REQUEST: Search the entries for the word "only" and pull out each line that has it.

* * *

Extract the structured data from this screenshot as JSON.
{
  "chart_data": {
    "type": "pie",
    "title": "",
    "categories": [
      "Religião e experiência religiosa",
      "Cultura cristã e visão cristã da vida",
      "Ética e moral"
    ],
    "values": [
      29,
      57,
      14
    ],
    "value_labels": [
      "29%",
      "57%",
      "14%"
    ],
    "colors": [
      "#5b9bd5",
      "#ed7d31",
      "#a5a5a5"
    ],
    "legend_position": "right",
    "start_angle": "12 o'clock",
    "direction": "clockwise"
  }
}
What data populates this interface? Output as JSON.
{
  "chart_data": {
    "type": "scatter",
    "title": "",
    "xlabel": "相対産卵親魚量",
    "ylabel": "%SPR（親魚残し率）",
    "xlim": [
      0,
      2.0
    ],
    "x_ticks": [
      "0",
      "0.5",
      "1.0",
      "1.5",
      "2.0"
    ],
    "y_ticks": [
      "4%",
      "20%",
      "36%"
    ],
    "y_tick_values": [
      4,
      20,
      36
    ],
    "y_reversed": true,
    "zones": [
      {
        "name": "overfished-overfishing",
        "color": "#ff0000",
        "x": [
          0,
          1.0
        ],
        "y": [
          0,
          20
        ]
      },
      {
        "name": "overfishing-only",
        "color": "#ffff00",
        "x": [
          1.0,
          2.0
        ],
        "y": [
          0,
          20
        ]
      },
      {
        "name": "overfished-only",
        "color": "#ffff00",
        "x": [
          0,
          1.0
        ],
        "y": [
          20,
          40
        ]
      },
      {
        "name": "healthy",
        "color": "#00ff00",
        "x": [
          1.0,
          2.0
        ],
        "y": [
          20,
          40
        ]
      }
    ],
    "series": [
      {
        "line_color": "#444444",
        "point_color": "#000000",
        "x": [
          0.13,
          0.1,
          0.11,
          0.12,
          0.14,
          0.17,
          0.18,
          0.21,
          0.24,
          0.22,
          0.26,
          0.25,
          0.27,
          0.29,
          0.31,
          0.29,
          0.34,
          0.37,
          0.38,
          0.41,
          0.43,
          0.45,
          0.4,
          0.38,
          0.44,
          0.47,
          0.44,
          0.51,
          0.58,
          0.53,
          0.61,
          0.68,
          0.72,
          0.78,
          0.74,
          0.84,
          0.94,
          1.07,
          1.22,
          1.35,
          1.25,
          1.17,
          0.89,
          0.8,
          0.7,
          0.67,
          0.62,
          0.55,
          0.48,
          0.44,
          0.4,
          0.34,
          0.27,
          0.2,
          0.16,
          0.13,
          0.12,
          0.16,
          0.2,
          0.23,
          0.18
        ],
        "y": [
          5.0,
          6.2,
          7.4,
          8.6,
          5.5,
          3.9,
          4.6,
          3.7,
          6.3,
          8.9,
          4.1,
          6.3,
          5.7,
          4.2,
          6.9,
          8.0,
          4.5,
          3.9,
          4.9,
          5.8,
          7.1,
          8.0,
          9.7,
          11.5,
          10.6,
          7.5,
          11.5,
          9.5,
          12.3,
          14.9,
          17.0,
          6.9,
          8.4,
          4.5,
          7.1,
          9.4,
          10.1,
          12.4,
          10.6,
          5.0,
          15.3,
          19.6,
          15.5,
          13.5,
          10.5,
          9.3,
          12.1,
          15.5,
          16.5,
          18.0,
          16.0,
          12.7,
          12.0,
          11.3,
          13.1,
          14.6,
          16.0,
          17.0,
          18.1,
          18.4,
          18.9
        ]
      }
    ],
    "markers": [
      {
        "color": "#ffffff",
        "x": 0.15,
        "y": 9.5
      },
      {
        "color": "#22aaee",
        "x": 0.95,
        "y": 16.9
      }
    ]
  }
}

* * *

TASK OUTPUT:
        "name": "overfishing-only",
        "name": "overfished-only",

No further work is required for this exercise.